What is expected —
Only lines holding the word "файлов" should be copied from the material.

Records provided —
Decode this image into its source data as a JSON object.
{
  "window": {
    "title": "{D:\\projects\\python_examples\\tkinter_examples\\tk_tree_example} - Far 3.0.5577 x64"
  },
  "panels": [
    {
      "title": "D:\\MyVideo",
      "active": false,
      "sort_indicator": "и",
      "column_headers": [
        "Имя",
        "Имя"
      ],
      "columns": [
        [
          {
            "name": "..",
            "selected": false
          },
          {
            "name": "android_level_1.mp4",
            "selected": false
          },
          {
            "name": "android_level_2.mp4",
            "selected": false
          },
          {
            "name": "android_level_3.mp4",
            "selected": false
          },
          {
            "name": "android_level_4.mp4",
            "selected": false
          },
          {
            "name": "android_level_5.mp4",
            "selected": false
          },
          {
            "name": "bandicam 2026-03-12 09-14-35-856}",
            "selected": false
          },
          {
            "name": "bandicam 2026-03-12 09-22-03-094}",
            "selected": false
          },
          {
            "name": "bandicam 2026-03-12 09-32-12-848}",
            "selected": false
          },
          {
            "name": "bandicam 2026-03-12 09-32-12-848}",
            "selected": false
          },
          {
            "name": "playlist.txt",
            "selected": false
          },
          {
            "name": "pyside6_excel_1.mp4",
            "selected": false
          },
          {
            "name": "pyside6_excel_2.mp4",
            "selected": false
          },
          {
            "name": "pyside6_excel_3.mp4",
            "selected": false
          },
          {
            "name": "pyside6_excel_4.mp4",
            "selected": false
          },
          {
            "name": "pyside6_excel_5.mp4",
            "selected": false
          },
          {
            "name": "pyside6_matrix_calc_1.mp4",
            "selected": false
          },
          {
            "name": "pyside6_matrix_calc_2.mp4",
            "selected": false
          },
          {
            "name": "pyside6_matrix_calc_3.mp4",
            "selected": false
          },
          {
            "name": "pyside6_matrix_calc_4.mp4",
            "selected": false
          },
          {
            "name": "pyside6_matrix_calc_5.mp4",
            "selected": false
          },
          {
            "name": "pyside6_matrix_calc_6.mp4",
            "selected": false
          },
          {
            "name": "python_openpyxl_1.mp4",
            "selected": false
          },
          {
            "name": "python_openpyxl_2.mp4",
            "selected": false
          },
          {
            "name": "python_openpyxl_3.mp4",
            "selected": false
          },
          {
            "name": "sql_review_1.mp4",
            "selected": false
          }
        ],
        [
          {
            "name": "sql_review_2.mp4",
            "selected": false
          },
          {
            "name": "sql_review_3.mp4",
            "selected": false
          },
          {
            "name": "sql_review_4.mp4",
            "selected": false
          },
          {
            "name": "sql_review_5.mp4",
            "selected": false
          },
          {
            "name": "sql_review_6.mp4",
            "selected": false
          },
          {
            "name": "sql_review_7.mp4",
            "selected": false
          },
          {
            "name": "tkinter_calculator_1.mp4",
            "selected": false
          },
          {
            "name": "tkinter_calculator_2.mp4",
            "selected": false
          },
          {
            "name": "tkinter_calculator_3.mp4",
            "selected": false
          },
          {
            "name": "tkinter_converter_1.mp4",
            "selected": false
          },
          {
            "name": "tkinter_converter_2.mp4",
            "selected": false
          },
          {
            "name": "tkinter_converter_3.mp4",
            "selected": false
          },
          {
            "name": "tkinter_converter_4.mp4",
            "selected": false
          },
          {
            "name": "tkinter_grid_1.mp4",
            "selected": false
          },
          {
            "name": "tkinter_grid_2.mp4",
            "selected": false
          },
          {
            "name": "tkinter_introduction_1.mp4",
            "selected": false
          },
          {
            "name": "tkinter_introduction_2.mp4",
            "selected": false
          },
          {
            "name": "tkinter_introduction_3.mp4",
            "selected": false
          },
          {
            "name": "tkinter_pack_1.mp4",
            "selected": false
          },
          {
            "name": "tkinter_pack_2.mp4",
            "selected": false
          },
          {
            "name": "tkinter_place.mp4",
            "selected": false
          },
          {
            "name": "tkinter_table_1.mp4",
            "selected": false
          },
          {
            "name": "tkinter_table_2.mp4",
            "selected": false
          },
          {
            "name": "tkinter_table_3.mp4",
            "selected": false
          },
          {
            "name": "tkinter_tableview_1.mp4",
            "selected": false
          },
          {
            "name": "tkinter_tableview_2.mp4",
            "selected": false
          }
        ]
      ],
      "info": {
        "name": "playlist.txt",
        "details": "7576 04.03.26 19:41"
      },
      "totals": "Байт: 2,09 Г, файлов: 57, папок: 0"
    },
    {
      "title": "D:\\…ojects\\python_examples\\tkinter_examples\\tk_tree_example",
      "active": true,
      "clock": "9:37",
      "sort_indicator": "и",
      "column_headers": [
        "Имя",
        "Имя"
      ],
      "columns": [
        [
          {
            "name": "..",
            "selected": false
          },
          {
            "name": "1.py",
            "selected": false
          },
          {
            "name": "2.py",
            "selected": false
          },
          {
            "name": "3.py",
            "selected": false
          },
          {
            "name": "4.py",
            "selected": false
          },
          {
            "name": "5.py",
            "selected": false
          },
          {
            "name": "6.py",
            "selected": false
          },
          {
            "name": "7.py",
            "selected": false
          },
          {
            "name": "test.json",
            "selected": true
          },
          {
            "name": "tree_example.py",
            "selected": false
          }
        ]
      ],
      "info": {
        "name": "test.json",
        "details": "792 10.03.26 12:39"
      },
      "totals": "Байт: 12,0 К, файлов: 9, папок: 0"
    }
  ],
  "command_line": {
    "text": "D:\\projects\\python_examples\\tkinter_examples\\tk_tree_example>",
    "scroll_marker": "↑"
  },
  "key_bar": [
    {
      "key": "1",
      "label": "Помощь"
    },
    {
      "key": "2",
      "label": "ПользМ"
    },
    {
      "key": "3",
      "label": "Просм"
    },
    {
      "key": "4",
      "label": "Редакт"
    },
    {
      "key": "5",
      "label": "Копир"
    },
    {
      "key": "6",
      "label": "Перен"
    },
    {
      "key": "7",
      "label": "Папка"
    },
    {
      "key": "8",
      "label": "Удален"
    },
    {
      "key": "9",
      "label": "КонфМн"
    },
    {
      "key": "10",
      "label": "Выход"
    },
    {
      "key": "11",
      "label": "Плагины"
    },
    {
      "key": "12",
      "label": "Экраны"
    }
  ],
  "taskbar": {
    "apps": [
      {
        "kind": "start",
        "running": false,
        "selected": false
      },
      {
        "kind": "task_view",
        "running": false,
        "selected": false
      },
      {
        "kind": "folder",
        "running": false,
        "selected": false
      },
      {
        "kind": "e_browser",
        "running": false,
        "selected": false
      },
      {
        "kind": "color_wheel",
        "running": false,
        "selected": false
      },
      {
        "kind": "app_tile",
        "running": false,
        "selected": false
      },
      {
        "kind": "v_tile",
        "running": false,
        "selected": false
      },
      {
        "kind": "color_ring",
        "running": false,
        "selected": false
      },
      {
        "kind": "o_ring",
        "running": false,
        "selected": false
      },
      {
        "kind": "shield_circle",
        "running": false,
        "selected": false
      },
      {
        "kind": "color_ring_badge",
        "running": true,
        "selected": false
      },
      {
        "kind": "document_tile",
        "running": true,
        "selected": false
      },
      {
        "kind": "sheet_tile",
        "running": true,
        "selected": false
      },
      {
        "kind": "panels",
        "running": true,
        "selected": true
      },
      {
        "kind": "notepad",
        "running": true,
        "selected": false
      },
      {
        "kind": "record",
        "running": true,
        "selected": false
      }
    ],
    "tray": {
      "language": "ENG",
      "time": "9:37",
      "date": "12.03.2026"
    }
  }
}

Worked answer —
      "totals": "Байт: 2,09 Г, файлов: 57, папок: 0"
      "totals": "Байт: 12,0 К, файлов: 9, папок: 0"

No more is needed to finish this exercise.